Work required → Wherever the string "portainer" shows up in a line, count that line. Give the total alone.

━━━ Exercise inputs

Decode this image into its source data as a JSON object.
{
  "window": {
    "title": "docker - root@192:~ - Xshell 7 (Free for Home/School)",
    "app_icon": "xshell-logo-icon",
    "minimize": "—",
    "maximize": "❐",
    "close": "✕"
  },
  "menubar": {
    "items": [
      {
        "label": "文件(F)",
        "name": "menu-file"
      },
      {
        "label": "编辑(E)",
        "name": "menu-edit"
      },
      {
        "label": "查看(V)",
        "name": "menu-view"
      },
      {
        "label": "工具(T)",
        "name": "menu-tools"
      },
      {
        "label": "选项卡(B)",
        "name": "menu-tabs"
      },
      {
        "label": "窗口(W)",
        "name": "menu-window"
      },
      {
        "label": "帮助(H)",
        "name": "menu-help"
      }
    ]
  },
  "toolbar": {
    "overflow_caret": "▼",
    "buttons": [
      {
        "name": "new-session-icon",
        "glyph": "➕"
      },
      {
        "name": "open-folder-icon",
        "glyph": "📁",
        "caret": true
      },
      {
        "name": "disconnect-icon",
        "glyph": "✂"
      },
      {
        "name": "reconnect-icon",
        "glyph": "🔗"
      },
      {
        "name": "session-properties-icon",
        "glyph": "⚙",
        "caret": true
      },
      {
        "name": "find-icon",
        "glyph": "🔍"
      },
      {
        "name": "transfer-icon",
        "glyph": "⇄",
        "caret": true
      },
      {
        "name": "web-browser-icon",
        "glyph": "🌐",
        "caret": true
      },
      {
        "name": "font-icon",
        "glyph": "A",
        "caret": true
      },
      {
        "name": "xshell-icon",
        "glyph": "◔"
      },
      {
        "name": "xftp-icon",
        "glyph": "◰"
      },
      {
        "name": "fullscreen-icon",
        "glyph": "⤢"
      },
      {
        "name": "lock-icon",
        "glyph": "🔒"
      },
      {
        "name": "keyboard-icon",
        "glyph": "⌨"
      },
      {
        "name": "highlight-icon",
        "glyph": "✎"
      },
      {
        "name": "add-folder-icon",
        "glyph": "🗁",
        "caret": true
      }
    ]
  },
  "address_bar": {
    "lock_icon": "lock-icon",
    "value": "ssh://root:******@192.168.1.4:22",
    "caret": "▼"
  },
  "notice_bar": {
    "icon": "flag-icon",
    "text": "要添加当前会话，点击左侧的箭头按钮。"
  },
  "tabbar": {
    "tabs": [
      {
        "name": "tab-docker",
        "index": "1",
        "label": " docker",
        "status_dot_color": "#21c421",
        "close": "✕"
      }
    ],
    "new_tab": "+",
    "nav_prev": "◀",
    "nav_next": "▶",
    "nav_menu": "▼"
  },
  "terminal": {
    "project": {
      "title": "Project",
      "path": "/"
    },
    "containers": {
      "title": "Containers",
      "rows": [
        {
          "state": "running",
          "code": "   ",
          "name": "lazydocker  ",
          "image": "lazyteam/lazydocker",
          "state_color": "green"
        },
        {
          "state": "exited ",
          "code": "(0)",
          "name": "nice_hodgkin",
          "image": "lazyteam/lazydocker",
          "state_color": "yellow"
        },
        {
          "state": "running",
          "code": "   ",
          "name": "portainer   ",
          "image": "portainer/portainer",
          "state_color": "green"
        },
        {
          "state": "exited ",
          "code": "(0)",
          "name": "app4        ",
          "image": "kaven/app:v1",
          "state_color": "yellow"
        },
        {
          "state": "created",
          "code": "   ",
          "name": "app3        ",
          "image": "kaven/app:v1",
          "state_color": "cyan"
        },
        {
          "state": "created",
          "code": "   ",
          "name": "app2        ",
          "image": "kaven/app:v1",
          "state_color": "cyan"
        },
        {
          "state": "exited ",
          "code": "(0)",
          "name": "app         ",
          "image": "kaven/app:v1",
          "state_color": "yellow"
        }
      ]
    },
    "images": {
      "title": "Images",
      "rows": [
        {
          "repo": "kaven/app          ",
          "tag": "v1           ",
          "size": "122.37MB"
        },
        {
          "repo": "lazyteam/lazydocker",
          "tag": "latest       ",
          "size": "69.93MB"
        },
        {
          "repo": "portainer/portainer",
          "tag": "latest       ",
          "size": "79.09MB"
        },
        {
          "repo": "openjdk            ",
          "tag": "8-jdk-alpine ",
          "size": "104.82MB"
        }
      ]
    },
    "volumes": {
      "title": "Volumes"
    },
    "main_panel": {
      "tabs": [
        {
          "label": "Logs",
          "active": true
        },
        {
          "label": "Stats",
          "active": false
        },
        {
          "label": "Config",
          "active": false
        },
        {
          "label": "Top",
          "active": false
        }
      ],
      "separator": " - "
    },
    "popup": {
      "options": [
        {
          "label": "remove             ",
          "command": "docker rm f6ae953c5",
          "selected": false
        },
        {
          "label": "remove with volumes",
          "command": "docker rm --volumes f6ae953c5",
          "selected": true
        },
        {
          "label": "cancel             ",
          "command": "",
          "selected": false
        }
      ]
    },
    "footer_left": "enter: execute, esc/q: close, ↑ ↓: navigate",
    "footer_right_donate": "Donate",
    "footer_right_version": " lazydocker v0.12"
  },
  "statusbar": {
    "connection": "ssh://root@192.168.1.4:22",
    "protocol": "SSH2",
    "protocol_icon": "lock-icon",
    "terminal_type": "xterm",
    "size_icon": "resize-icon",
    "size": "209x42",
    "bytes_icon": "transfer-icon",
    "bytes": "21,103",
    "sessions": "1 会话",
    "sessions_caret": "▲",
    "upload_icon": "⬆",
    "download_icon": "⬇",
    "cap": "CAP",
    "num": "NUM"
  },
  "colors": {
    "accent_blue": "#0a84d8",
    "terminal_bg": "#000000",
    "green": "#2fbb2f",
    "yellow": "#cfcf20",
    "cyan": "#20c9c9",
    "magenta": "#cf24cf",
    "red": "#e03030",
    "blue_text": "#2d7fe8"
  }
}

━━━━━━

Finished answer → 3